Exercise requirements>
A. Which CPU does the benchmark post say the author is using?
B. Repeat the benchmark post word for word, from "I've developed a" up to and including "1'000'000'000; i--; )".
C. Carry on writing the benchmark post, picking up right after its last line.

Source>
I've developed a little benchmark. The result of the loop inside this benchmark should be transformed to zero and the next round of my calculation should depend on the zero-"result" of the loop before to measure the latency of the code and not its througput. MOVing the result to another register and XORing itself doesn't work because today's CPUs recognize that an XOR with itself isn't dependent on the instructions before. So I tried to subtract the register from itself hoping that the CPU (Ryzen Threadripper 3990X) hasn't such a shortcut like with XOR. I evaluated this with a separate program:
#include <iostream>
#include <chrono>
using namespace std;
using namespace chrono;
int main()
{
auto start = high_resolution_clock::now();
for( size_t i = 1'000'000'000; i--; )

Entries>

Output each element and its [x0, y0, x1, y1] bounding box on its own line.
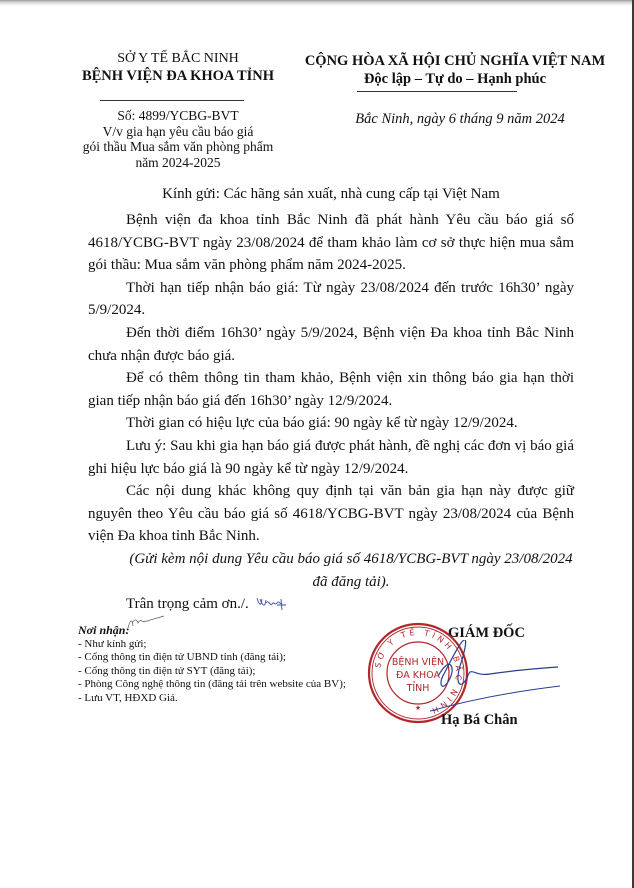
body-paragraph: Thời hạn tiếp nhận báo giá: Từ ngày 23/0…	[88, 277, 574, 322]
place-date: Bắc Ninh, ngày 6 tháng 9 năm 2024	[300, 111, 620, 128]
agency-underline	[100, 100, 244, 101]
director-name: Hạ Bá Chân	[441, 712, 518, 729]
clerk-initials-icon	[126, 614, 166, 630]
body-paragraph: Các nội dung khác không quy định tại văn…	[88, 480, 574, 548]
subject-line: gói thầu Mua sắm văn phòng phẩm	[58, 139, 298, 155]
issuing-agency-block: SỞ Y TẾ BẮC NINH BỆNH VIỆN ĐA KHOA TỈNH	[58, 50, 298, 85]
nation-title: CỘNG HÒA XÃ HỘI CHỦ NGHĨA VIỆT NAM	[290, 52, 620, 70]
distribution-item: - Lưu VT, HĐXD Giá.	[78, 692, 346, 706]
subject-line: V/v gia hạn yêu cầu báo giá	[58, 124, 298, 140]
closing-text: Trân trọng cảm ơn./.	[126, 596, 249, 612]
distribution-item: - Phòng Công nghệ thông tin (đăng tải tr…	[78, 678, 346, 692]
national-motto: Độc lập – Tự do – Hạnh phúc	[290, 70, 620, 88]
body-paragraph: Lưu ý: Sau khi gia hạn báo giá được phát…	[88, 435, 574, 480]
national-header-block: CỘNG HÒA XÃ HỘI CHỦ NGHĨA VIỆT NAM Độc l…	[290, 52, 620, 88]
distribution-item: - Cổng thông tin điện tử SYT (đăng tải);	[78, 665, 346, 679]
doc-number: Số: 4899/YCBG-BVT	[58, 108, 298, 124]
subject-line: năm 2024-2025	[58, 155, 298, 171]
page-top-shadow	[0, 0, 634, 6]
attachment-note: (Gửi kèm nội dung Yêu cầu báo giá số 461…	[88, 548, 574, 593]
recipient-line: Kính gửi: Các hãng sản xuất, nhà cung cấ…	[88, 186, 574, 203]
body-paragraph: Thời gian có hiệu lực của báo giá: 90 ng…	[88, 412, 574, 435]
initials-signature-icon	[255, 595, 289, 611]
svg-text:★: ★	[415, 704, 421, 712]
svg-text:TỈNH: TỈNH	[406, 682, 430, 694]
distribution-list: Nơi nhận: - Như kính gửi; - Cổng thông t…	[78, 624, 346, 705]
body-paragraph: Bệnh viện đa khoa tỉnh Bắc Ninh đã phát …	[88, 209, 574, 277]
distribution-title: Nơi nhận:	[78, 624, 346, 638]
director-signature-icon	[430, 640, 580, 720]
distribution-item: - Cổng thông tin điện tử UBND tỉnh (đăng…	[78, 651, 346, 665]
distribution-item: - Như kính gửi;	[78, 638, 346, 652]
hospital-name: BỆNH VIỆN ĐA KHOA TỈNH	[58, 67, 298, 85]
closing-line: Trân trọng cảm ơn./.	[88, 593, 574, 616]
doc-reference-block: Số: 4899/YCBG-BVT V/v gia hạn yêu cầu bá…	[58, 108, 298, 170]
body-paragraph: Đến thời điểm 16h30’ ngày 5/9/2024, Bệnh…	[88, 322, 574, 367]
letter-body: Bệnh viện đa khoa tỉnh Bắc Ninh đã phát …	[88, 209, 574, 616]
body-paragraph: Để có thêm thông tin tham khảo, Bệnh việ…	[88, 367, 574, 412]
agency-name: SỞ Y TẾ BẮC NINH	[58, 50, 298, 67]
motto-underline	[357, 91, 517, 92]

Responses per task>
A. A Ryzen Threadripper 3990X.

B.
I've developed a little benchmark. The result of the loop inside this benchmark should be transformed to zero and the next round of my calculation should depend on the zero-"result" of the loop before to measure the latency of the code and not its througput. MOVing the result to another register and XORing itself doesn't work because today's CPUs recognize that an XOR with itself isn't dependent on the instructions before. So I tried to subtract the register from itself hoping that the CPU (Ryzen Threadripper 3990X) hasn't such a shortcut like with XOR. I evaluated this with a separate program:
#include <iostream>
#include <chrono>
using namespace std;
using namespace chrono;
int main()
{
auto start = high_resolution_clock::now();
for( size_t i = 1'000'000'000; i--; )

C.
__asm
{
sub eax, eax
sub eax, eax
sub eax, eax
sub eax, eax
sub eax, eax
sub eax, eax
sub eax, eax
sub eax, eax
sub eax, eax
sub eax, eax
}
double ns = (int64_t)duration_cast<nanoseconds>( high_resolution_clock::now() - start ).count() / 10'000'000'000.0;
cout << ns << endl;
}
"Unfortunately" the CPU also does a shortcut here and each instruction takes abut 0.06ns, ie. the CPU does about six sub eax, eax in each clock cycle (4,3GHz).
So is there a way to have an instruction that results in zero and that this instruction is dependent on the instruction before on a moderen CPU ?